* **WHAT YOU NEED TO DO**
Without the images, output each record below as it stands.

▼

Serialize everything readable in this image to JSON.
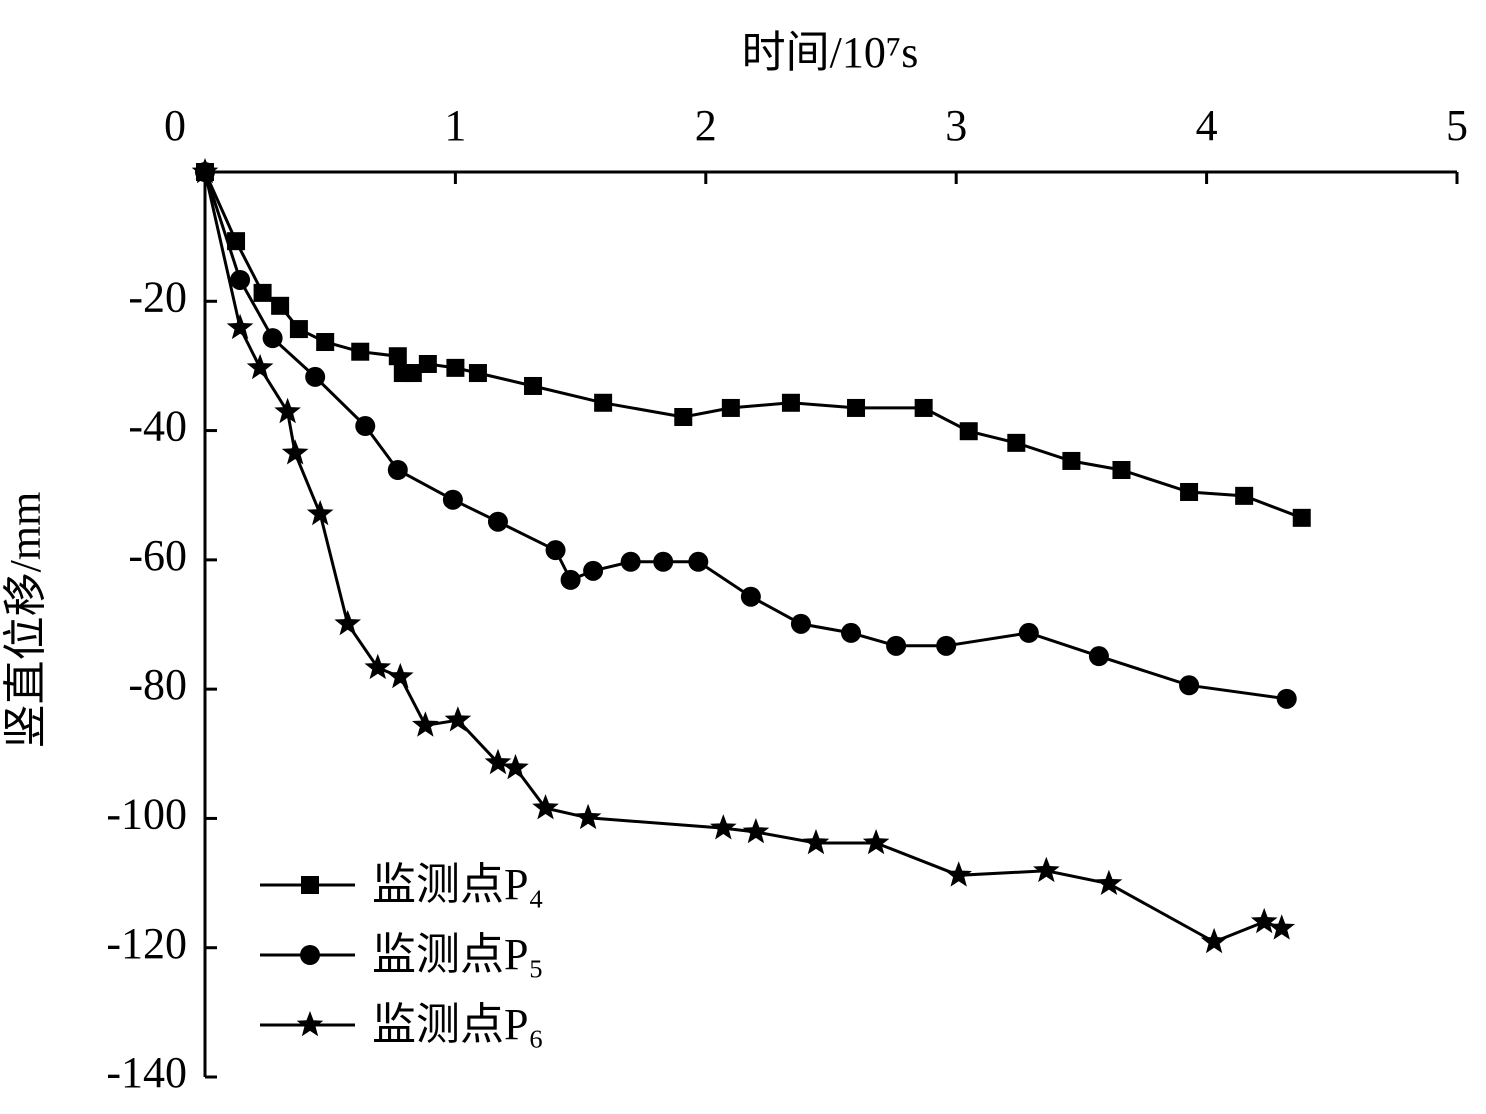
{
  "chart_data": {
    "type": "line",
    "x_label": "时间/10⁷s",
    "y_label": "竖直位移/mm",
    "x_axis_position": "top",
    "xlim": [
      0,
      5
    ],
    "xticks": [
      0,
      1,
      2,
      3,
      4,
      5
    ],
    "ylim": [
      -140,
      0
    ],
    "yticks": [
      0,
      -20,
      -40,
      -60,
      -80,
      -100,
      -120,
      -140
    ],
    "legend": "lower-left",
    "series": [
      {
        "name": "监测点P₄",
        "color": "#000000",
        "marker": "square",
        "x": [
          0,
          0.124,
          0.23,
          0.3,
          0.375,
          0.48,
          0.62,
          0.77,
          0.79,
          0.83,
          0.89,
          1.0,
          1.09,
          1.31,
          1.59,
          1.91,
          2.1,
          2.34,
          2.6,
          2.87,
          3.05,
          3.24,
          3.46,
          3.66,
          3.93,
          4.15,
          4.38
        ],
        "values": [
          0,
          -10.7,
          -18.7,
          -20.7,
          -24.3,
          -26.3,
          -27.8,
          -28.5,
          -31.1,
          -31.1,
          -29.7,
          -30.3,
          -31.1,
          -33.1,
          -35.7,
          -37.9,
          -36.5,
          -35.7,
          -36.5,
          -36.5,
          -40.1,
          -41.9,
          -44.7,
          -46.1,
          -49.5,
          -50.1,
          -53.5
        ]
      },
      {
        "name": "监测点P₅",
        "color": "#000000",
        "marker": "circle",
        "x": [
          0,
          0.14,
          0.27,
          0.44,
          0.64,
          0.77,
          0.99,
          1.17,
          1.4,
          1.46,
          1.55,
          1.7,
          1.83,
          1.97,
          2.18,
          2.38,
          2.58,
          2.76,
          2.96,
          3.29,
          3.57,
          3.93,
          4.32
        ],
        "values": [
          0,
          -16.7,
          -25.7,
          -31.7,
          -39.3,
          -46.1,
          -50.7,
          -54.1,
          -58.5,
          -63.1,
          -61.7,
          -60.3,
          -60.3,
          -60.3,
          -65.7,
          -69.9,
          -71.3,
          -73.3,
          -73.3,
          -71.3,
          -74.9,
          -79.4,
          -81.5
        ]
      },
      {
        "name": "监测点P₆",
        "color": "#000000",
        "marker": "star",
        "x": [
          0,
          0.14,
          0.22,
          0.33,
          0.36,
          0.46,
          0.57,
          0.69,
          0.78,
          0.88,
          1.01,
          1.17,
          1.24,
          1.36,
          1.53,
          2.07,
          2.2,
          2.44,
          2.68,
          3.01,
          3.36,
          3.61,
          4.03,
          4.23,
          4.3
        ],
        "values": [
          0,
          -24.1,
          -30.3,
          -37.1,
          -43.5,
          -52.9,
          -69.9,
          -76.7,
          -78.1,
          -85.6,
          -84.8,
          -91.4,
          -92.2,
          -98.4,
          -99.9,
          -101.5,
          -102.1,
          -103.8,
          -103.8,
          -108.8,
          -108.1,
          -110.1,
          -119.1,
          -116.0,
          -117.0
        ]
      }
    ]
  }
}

▲

* **SOLUTION TO THIS TASK**
Serialize everything readable in this image to JSON.
{
  "chart_data": {
    "type": "line",
    "x_label": "时间/10⁷s",
    "y_label": "竖直位移/mm",
    "x_axis_position": "top",
    "xlim": [
      0,
      5
    ],
    "xticks": [
      0,
      1,
      2,
      3,
      4,
      5
    ],
    "ylim": [
      -140,
      0
    ],
    "yticks": [
      0,
      -20,
      -40,
      -60,
      -80,
      -100,
      -120,
      -140
    ],
    "legend": "lower-left",
    "series": [
      {
        "name": "监测点P₄",
        "color": "#000000",
        "marker": "square",
        "x": [
          0,
          0.124,
          0.23,
          0.3,
          0.375,
          0.48,
          0.62,
          0.77,
          0.79,
          0.83,
          0.89,
          1.0,
          1.09,
          1.31,
          1.59,
          1.91,
          2.1,
          2.34,
          2.6,
          2.87,
          3.05,
          3.24,
          3.46,
          3.66,
          3.93,
          4.15,
          4.38
        ],
        "values": [
          0,
          -10.7,
          -18.7,
          -20.7,
          -24.3,
          -26.3,
          -27.8,
          -28.5,
          -31.1,
          -31.1,
          -29.7,
          -30.3,
          -31.1,
          -33.1,
          -35.7,
          -37.9,
          -36.5,
          -35.7,
          -36.5,
          -36.5,
          -40.1,
          -41.9,
          -44.7,
          -46.1,
          -49.5,
          -50.1,
          -53.5
        ]
      },
      {
        "name": "监测点P₅",
        "color": "#000000",
        "marker": "circle",
        "x": [
          0,
          0.14,
          0.27,
          0.44,
          0.64,
          0.77,
          0.99,
          1.17,
          1.4,
          1.46,
          1.55,
          1.7,
          1.83,
          1.97,
          2.18,
          2.38,
          2.58,
          2.76,
          2.96,
          3.29,
          3.57,
          3.93,
          4.32
        ],
        "values": [
          0,
          -16.7,
          -25.7,
          -31.7,
          -39.3,
          -46.1,
          -50.7,
          -54.1,
          -58.5,
          -63.1,
          -61.7,
          -60.3,
          -60.3,
          -60.3,
          -65.7,
          -69.9,
          -71.3,
          -73.3,
          -73.3,
          -71.3,
          -74.9,
          -79.4,
          -81.5
        ]
      },
      {
        "name": "监测点P₆",
        "color": "#000000",
        "marker": "star",
        "x": [
          0,
          0.14,
          0.22,
          0.33,
          0.36,
          0.46,
          0.57,
          0.69,
          0.78,
          0.88,
          1.01,
          1.17,
          1.24,
          1.36,
          1.53,
          2.07,
          2.2,
          2.44,
          2.68,
          3.01,
          3.36,
          3.61,
          4.03,
          4.23,
          4.3
        ],
        "values": [
          0,
          -24.1,
          -30.3,
          -37.1,
          -43.5,
          -52.9,
          -69.9,
          -76.7,
          -78.1,
          -85.6,
          -84.8,
          -91.4,
          -92.2,
          -98.4,
          -99.9,
          -101.5,
          -102.1,
          -103.8,
          -103.8,
          -108.8,
          -108.1,
          -110.1,
          -119.1,
          -116.0,
          -117.0
        ]
      }
    ]
  }
}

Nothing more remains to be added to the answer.